### Data records
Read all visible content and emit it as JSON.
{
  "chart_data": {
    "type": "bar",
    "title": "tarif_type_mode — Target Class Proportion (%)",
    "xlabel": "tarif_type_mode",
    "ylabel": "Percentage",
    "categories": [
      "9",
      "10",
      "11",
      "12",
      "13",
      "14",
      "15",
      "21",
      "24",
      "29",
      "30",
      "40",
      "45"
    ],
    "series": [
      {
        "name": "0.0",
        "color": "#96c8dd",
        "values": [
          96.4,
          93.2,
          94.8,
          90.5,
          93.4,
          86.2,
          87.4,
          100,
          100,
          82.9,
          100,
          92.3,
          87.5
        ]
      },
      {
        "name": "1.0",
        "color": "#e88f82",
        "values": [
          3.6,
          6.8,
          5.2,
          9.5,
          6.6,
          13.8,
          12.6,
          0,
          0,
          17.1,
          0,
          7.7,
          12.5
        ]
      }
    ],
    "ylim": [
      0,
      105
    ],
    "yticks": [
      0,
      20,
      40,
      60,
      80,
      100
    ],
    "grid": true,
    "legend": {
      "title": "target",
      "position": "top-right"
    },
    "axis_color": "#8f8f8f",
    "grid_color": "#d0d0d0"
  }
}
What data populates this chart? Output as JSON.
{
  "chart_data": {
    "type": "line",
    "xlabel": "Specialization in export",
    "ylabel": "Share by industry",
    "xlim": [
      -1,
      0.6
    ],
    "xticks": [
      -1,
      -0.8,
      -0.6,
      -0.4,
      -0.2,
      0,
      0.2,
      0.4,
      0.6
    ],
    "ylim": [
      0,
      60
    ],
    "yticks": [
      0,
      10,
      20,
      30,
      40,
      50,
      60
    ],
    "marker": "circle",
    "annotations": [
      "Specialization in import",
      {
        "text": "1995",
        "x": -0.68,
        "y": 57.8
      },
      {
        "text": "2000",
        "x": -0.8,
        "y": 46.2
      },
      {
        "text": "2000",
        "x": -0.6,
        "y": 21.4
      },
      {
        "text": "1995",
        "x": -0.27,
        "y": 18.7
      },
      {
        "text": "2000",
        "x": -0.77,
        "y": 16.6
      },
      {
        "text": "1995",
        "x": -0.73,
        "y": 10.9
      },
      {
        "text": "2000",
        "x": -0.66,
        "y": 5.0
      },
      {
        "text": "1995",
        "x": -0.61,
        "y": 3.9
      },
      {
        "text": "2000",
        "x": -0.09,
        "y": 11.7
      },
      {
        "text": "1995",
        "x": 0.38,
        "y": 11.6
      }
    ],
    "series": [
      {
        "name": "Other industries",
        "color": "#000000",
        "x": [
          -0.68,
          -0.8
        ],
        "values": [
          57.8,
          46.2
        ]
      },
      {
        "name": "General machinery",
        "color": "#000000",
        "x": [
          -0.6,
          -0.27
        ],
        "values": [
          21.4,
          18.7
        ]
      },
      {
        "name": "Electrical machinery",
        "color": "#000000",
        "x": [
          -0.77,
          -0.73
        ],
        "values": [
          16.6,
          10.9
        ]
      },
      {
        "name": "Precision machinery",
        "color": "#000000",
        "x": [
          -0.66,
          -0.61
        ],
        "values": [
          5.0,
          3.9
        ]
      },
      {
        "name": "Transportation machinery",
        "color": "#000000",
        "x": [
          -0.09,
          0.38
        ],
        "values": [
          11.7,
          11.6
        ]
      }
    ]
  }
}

### Problem statement
List every line above that holds the word "title".

### In response
    "title": "tarif_type_mode — Target Class Proportion (%)",
      "title": "target",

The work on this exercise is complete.